**Records provided**
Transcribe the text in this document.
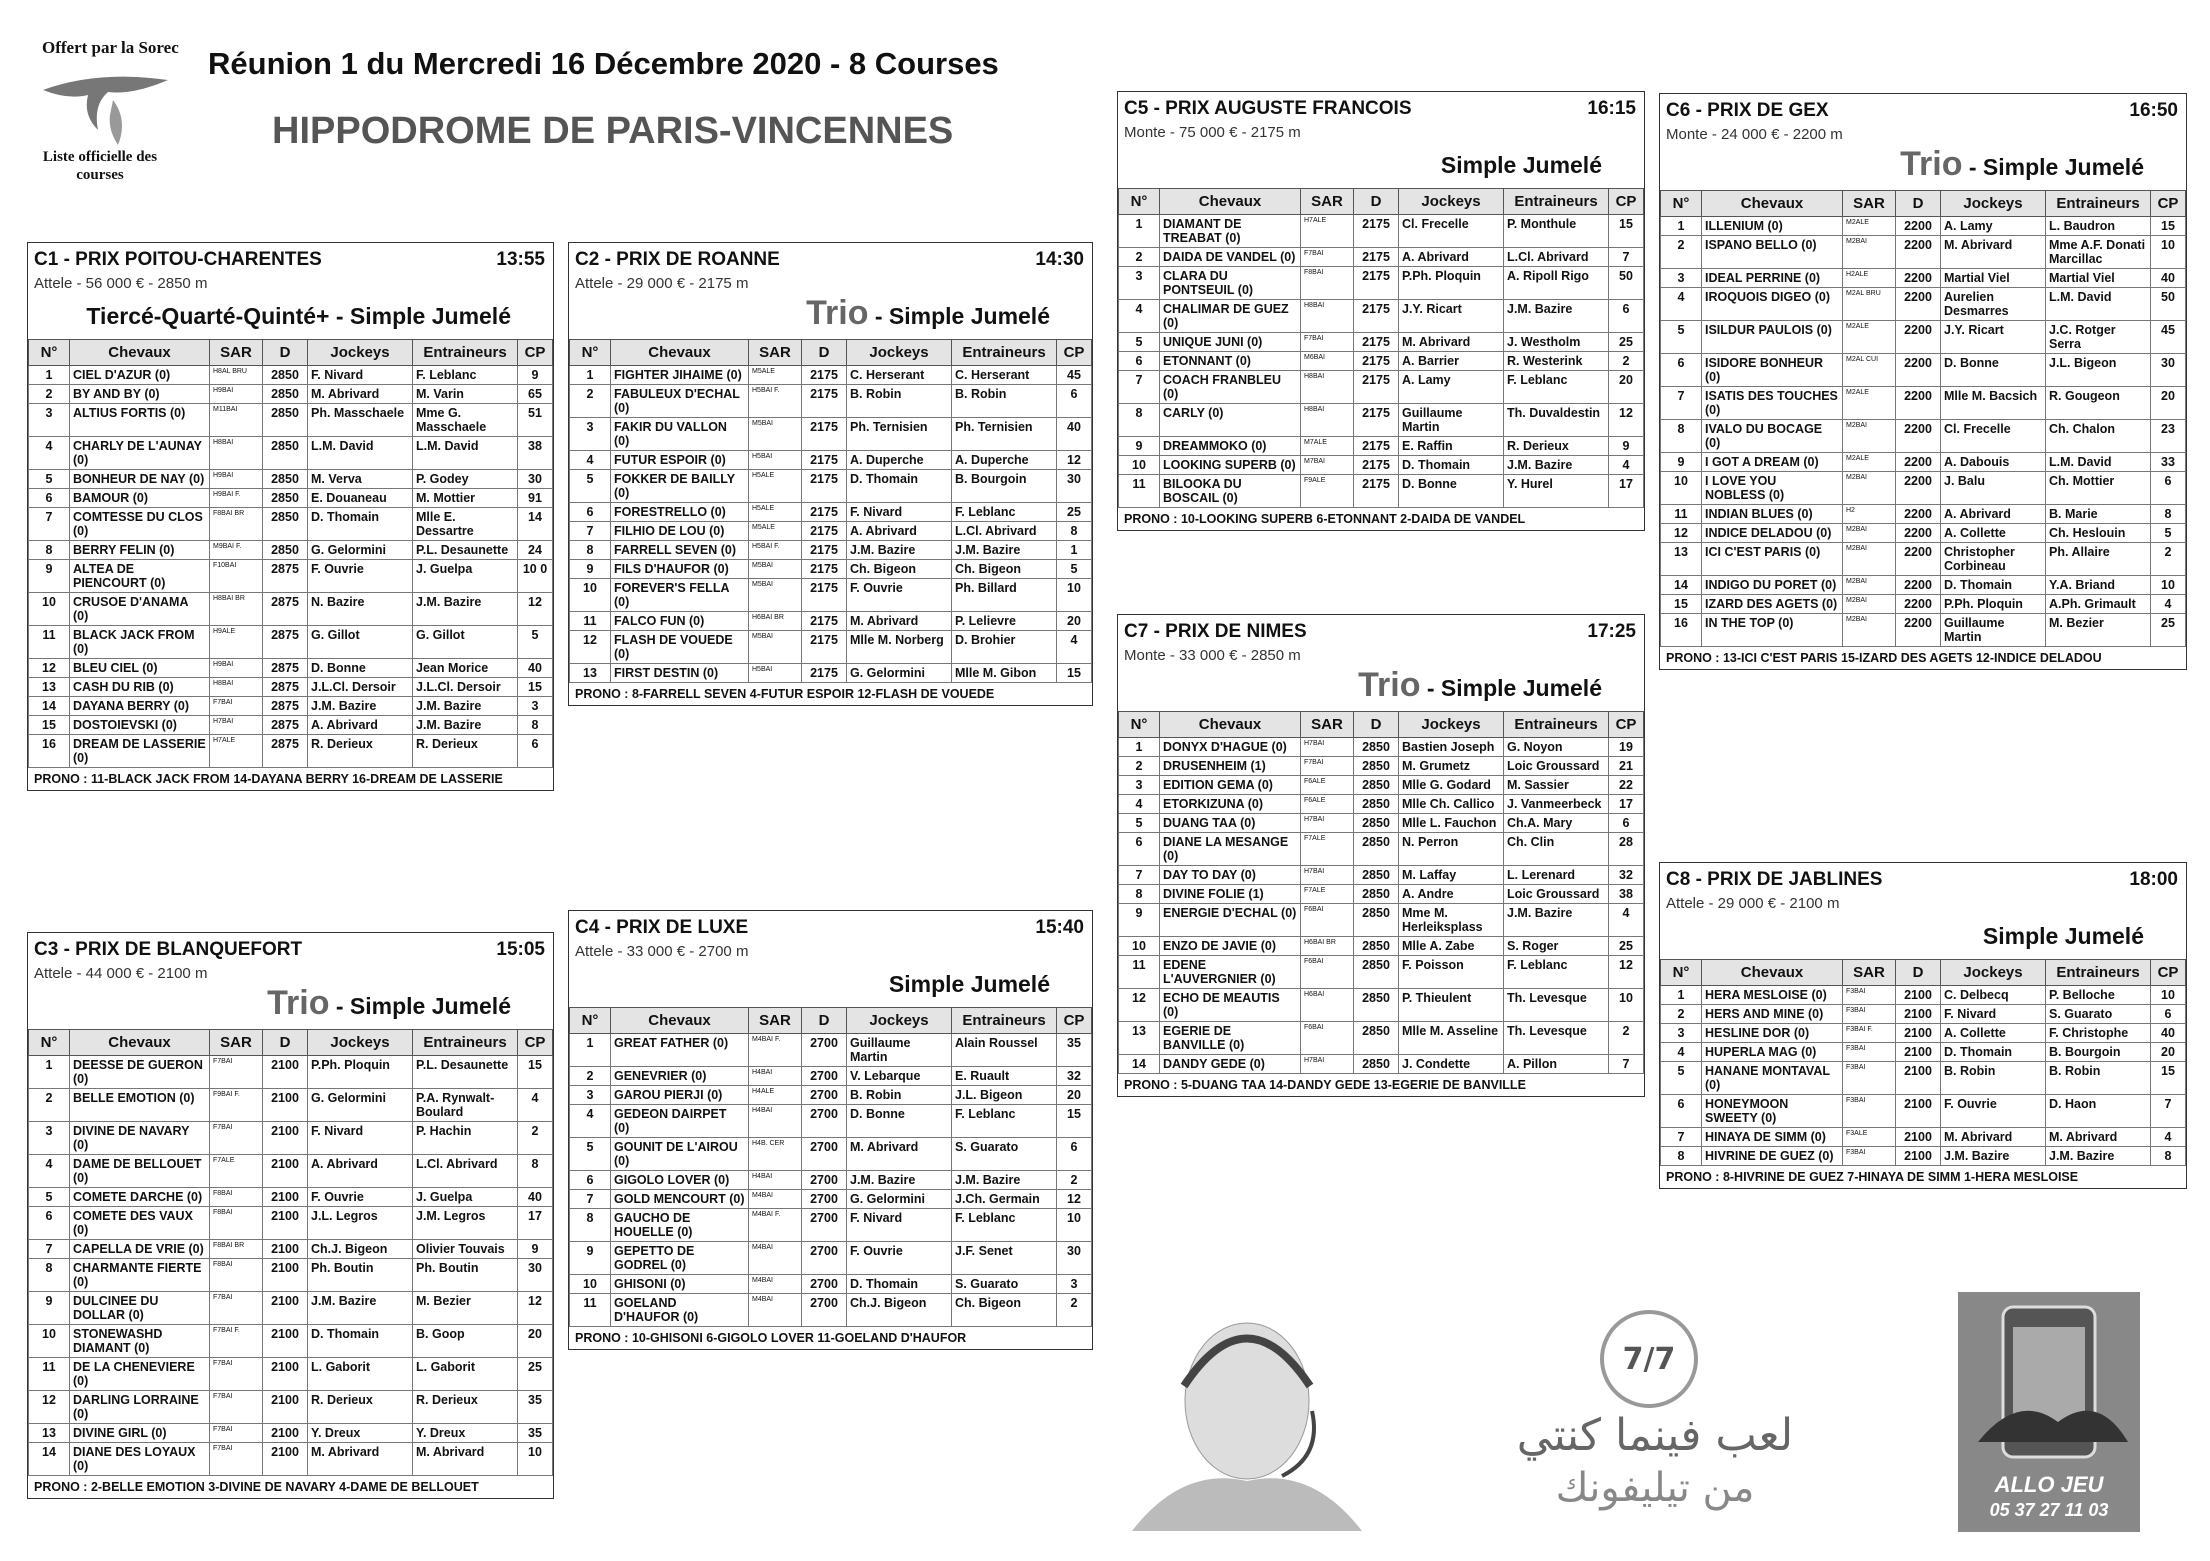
Offert par la Sorec
Liste officielle des courses
Réunion 1 du Mercredi 16 Décembre 2020 - 8 Courses
HIPPODROME DE PARIS-VINCENNES
C1 - PRIX POITOU-CHARENTES	13:55
Attele - 56 000 € - 2850 m
Tiercé-Quarté-Quinté+ - Simple Jumelé
N°	Chevaux	SAR	D	Jockeys	Entraineurs	CP
1	CIEL D'AZUR (0)	H8AL BRU	2850	F. Nivard	F. Leblanc	9
2	BY AND BY (0)	H9BAI	2850	M. Abrivard	M. Varin	65
3	ALTIUS FORTIS (0)	M11BAI	2850	Ph. Masschaele	Mme G. Masschaele	51
4	CHARLY DE L'AUNAY (0)	H8BAI	2850	L.M. David	L.M. David	38
5	BONHEUR DE NAY (0)	H9BAI	2850	M. Verva	P. Godey	30
6	BAMOUR (0)	H9BAI F.	2850	E. Douaneau	M. Mottier	91
7	COMTESSE DU CLOS (0)	F8BAI BR	2850	D. Thomain	Mlle E. Dessartre	14
8	BERRY FELIN (0)	M9BAI F.	2850	G. Gelormini	P.L. Desaunette	24
9	ALTEA DE PIENCOURT (0)	F10BAI	2875	F. Ouvrie	J. Guelpa	10 0
10	CRUSOE D'ANAMA (0)	H8BAI BR	2875	N. Bazire	J.M. Bazire	12
11	BLACK JACK FROM (0)	H9ALE	2875	G. Gillot	G. Gillot	5
12	BLEU CIEL (0)	H9BAI	2875	D. Bonne	Jean Morice	40
13	CASH DU RIB (0)	H8BAI	2875	J.L.Cl. Dersoir	J.L.Cl. Dersoir	15
14	DAYANA BERRY (0)	F7BAI	2875	J.M. Bazire	J.M. Bazire	3
15	DOSTOIEVSKI (0)	H7BAI	2875	A. Abrivard	J.M. Bazire	8
16	DREAM DE LASSERIE (0)	H7ALE	2875	R. Derieux	R. Derieux	6
PRONO : 11-BLACK JACK FROM 14-DAYANA BERRY 16-DREAM DE LASSERIE
C3 - PRIX DE BLANQUEFORT	15:05
Attele - 44 000 € - 2100 m
Trio - Simple Jumelé
N°	Chevaux	SAR	D	Jockeys	Entraineurs	CP
1	DEESSE DE GUERON (0)	F7BAI	2100	P.Ph. Ploquin	P.L. Desaunette	15
2	BELLE EMOTION (0)	F9BAI F.	2100	G. Gelormini	P.A. Rynwalt-Boulard	4
3	DIVINE DE NAVARY (0)	F7BAI	2100	F. Nivard	P. Hachin	2
4	DAME DE BELLOUET (0)	F7ALE	2100	A. Abrivard	L.Cl. Abrivard	8
5	COMETE DARCHE (0)	F8BAI	2100	F. Ouvrie	J. Guelpa	40
6	COMETE DES VAUX (0)	F8BAI	2100	J.L. Legros	J.M. Legros	17
7	CAPELLA DE VRIE (0)	F8BAI BR	2100	Ch.J. Bigeon	Olivier Touvais	9
8	CHARMANTE FIERTE (0)	F8BAI	2100	Ph. Boutin	Ph. Boutin	30
9	DULCINEE DU DOLLAR (0)	F7BAI	2100	J.M. Bazire	M. Bezier	12
10	STONEWASHD DIAMANT (0)	F7BAI F.	2100	D. Thomain	B. Goop	20
11	DE LA CHENEVIERE (0)	F7BAI	2100	L. Gaborit	L. Gaborit	25
12	DARLING LORRAINE (0)	F7BAI	2100	R. Derieux	R. Derieux	35
13	DIVINE GIRL (0)	F7BAI	2100	Y. Dreux	Y. Dreux	35
14	DIANE DES LOYAUX (0)	F7BAI	2100	M. Abrivard	M. Abrivard	10
PRONO : 2-BELLE EMOTION 3-DIVINE DE NAVARY 4-DAME DE BELLOUET
C2 - PRIX DE ROANNE	14:30
Attele - 29 000 € - 2175 m
Trio - Simple Jumelé
N°	Chevaux	SAR	D	Jockeys	Entraineurs	CP
1	FIGHTER JIHAIME (0)	M5ALE	2175	C. Herserant	C. Herserant	45
2	FABULEUX D'ECHAL (0)	H5BAI F.	2175	B. Robin	B. Robin	6
3	FAKIR DU VALLON (0)	M5BAI	2175	Ph. Ternisien	Ph. Ternisien	40
4	FUTUR ESPOIR (0)	H5BAI	2175	A. Duperche	A. Duperche	12
5	FOKKER DE BAILLY (0)	H5ALE	2175	D. Thomain	B. Bourgoin	30
6	FORESTRELLO (0)	H5ALE	2175	F. Nivard	F. Leblanc	25
7	FILHIO DE LOU (0)	M5ALE	2175	A. Abrivard	L.Cl. Abrivard	8
8	FARRELL SEVEN (0)	H5BAI F.	2175	J.M. Bazire	J.M. Bazire	1
9	FILS D'HAUFOR (0)	M5BAI	2175	Ch. Bigeon	Ch. Bigeon	5
10	FOREVER'S FELLA (0)	M5BAI	2175	F. Ouvrie	Ph. Billard	10
11	FALCO FUN (0)	H6BAI BR	2175	M. Abrivard	P. Lelievre	20
12	FLASH DE VOUEDE (0)	M5BAI	2175	Mlle M. Norberg	D. Brohier	4
13	FIRST DESTIN (0)	H5BAI	2175	G. Gelormini	Mlle M. Gibon	15
PRONO : 8-FARRELL SEVEN 4-FUTUR ESPOIR 12-FLASH DE VOUEDE
C4 - PRIX DE LUXE	15:40
Attele - 33 000 € - 2700 m
Simple Jumelé
N°	Chevaux	SAR	D	Jockeys	Entraineurs	CP
1	GREAT FATHER (0)	M4BAI F.	2700	Guillaume Martin	Alain Roussel	35
2	GENEVRIER (0)	H4BAI	2700	V. Lebarque	E. Ruault	32
3	GAROU PIERJI (0)	H4ALE	2700	B. Robin	J.L. Bigeon	20
4	GEDEON DAIRPET (0)	H4BAI	2700	D. Bonne	F. Leblanc	15
5	GOUNIT DE L'AIROU (0)	H4B. CER	2700	M. Abrivard	S. Guarato	6
6	GIGOLO LOVER (0)	H4BAI	2700	J.M. Bazire	J.M. Bazire	2
7	GOLD MENCOURT (0)	M4BAI	2700	G. Gelormini	J.Ch. Germain	12
8	GAUCHO DE HOUELLE (0)	M4BAI F.	2700	F. Nivard	F. Leblanc	10
9	GEPETTO DE GODREL (0)	M4BAI	2700	F. Ouvrie	J.F. Senet	30
10	GHISONI (0)	M4BAI	2700	D. Thomain	S. Guarato	3
11	GOELAND D'HAUFOR (0)	M4BAI	2700	Ch.J. Bigeon	Ch. Bigeon	2
PRONO : 10-GHISONI 6-GIGOLO LOVER 11-GOELAND D'HAUFOR
C5 - PRIX AUGUSTE FRANCOIS	16:15
Monte - 75 000 € - 2175 m
Simple Jumelé
N°	Chevaux	SAR	D	Jockeys	Entraineurs	CP
1	DIAMANT DE TREABAT (0)	H7ALE	2175	Cl. Frecelle	P. Monthule	15
2	DAIDA DE VANDEL (0)	F7BAI	2175	A. Abrivard	L.Cl. Abrivard	7
3	CLARA DU PONTSEUIL (0)	F8BAI	2175	P.Ph. Ploquin	A. Ripoll Rigo	50
4	CHALIMAR DE GUEZ (0)	H8BAI	2175	J.Y. Ricart	J.M. Bazire	6
5	UNIQUE JUNI (0)	F7BAI	2175	M. Abrivard	J. Westholm	25
6	ETONNANT (0)	M6BAI	2175	A. Barrier	R. Westerink	2
7	COACH FRANBLEU (0)	H8BAI	2175	A. Lamy	F. Leblanc	20
8	CARLY (0)	H8BAI	2175	Guillaume Martin	Th. Duvaldestin	12
9	DREAMMOKO (0)	M7ALE	2175	E. Raffin	R. Derieux	9
10	LOOKING SUPERB (0)	M7BAI	2175	D. Thomain	J.M. Bazire	4
11	BILOOKA DU BOSCAIL (0)	F9ALE	2175	D. Bonne	Y. Hurel	17
PRONO : 10-LOOKING SUPERB 6-ETONNANT 2-DAIDA DE VANDEL
C7 - PRIX DE NIMES	17:25
Monte - 33 000 € - 2850 m
Trio - Simple Jumelé
N°	Chevaux	SAR	D	Jockeys	Entraineurs	CP
1	DONYX D'HAGUE (0)	H7BAI	2850	Bastien Joseph	G. Noyon	19
2	DRUSENHEIM (1)	F7BAI	2850	M. Grumetz	Loic Groussard	21
3	EDITION GEMA (0)	F6ALE	2850	Mlle G. Godard	M. Sassier	22
4	ETORKIZUNA (0)	F6ALE	2850	Mlle Ch. Callico	J. Vanmeerbeck	17
5	DUANG TAA (0)	H7BAI	2850	Mlle L. Fauchon	Ch.A. Mary	6
6	DIANE LA MESANGE (0)	F7ALE	2850	N. Perron	Ch. Clin	28
7	DAY TO DAY (0)	H7BAI	2850	M. Laffay	L. Lerenard	32
8	DIVINE FOLIE (1)	F7ALE	2850	A. Andre	Loic Groussard	38
9	ENERGIE D'ECHAL (0)	F6BAI	2850	Mme M. Herleiksplass	J.M. Bazire	4
10	ENZO DE JAVIE (0)	H6BAI BR	2850	Mlle A. Zabe	S. Roger	25
11	EDENE L'AUVERGNIER (0)	F6BAI	2850	F. Poisson	F. Leblanc	12
12	ECHO DE MEAUTIS (0)	H6BAI	2850	P. Thieulent	Th. Levesque	10
13	EGERIE DE BANVILLE (0)	F6BAI	2850	Mlle M. Asseline	Th. Levesque	2
14	DANDY GEDE (0)	H7BAI	2850	J. Condette	A. Pillon	7
PRONO : 5-DUANG TAA 14-DANDY GEDE 13-EGERIE DE BANVILLE
C6 - PRIX DE GEX	16:50
Monte - 24 000 € - 2200 m
Trio - Simple Jumelé
N°	Chevaux	SAR	D	Jockeys	Entraineurs	CP
1	ILLENIUM (0)	M2ALE	2200	A. Lamy	L. Baudron	15
2	ISPANO BELLO (0)	M2BAI	2200	M. Abrivard	Mme A.F. Donati Marcillac	10
3	IDEAL PERRINE (0)	H2ALE	2200	Martial Viel	Martial Viel	40
4	IROQUOIS DIGEO (0)	M2AL BRU	2200	Aurelien Desmarres	L.M. David	50
5	ISILDUR PAULOIS (0)	M2ALE	2200	J.Y. Ricart	J.C. Rotger Serra	45
6	ISIDORE BONHEUR (0)	M2AL CUI	2200	D. Bonne	J.L. Bigeon	30
7	ISATIS DES TOUCHES (0)	M2ALE	2200	Mlle M. Bacsich	R. Gougeon	20
8	IVALO DU BOCAGE (0)	M2BAI	2200	Cl. Frecelle	Ch. Chalon	23
9	I GOT A DREAM (0)	M2ALE	2200	A. Dabouis	L.M. David	33
10	I LOVE YOU NOBLESS (0)	M2BAI	2200	J. Balu	Ch. Mottier	6
11	INDIAN BLUES (0)	H2	2200	A. Abrivard	B. Marie	8
12	INDICE DELADOU (0)	M2BAI	2200	A. Collette	Ch. Heslouin	5
13	ICI C'EST PARIS (0)	M2BAI	2200	Christopher Corbineau	Ph. Allaire	2
14	INDIGO DU PORET (0)	M2BAI	2200	D. Thomain	Y.A. Briand	10
15	IZARD DES AGETS (0)	M2BAI	2200	P.Ph. Ploquin	A.Ph. Grimault	4
16	IN THE TOP (0)	M2BAI	2200	Guillaume Martin	M. Bezier	25
PRONO : 13-ICI C'EST PARIS 15-IZARD DES AGETS 12-INDICE DELADOU
C8 - PRIX DE JABLINES	18:00
Attele - 29 000 € - 2100 m
Simple Jumelé
N°	Chevaux	SAR	D	Jockeys	Entraineurs	CP
1	HERA MESLOISE (0)	F3BAI	2100	C. Delbecq	P. Belloche	10
2	HERS AND MINE (0)	F3BAI	2100	F. Nivard	S. Guarato	6
3	HESLINE DOR (0)	F3BAI F.	2100	A. Collette	F. Christophe	40
4	HUPERLA MAG (0)	F3BAI	2100	D. Thomain	B. Bourgoin	20
5	HANANE MONTAVAL (0)	F3BAI	2100	B. Robin	B. Robin	15
6	HONEYMOON SWEETY (0)	F3BAI	2100	F. Ouvrie	D. Haon	7
7	HINAYA DE SIMM (0)	F3ALE	2100	M. Abrivard	M. Abrivard	4
8	HIVRINE DE GUEZ (0)	F3BAI	2100	J.M. Bazire	J.M. Bazire	8
PRONO : 8-HIVRINE DE GUEZ 7-HINAYA DE SIMM 1-HERA MESLOISE
7/7
لعب فينما كنتي
من تيليفونك	ALLO JEU
05 37 27 11 03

**To be done**
Report the number of lines that contain "VANDEL", with no other words.

**Result of the exercise**
2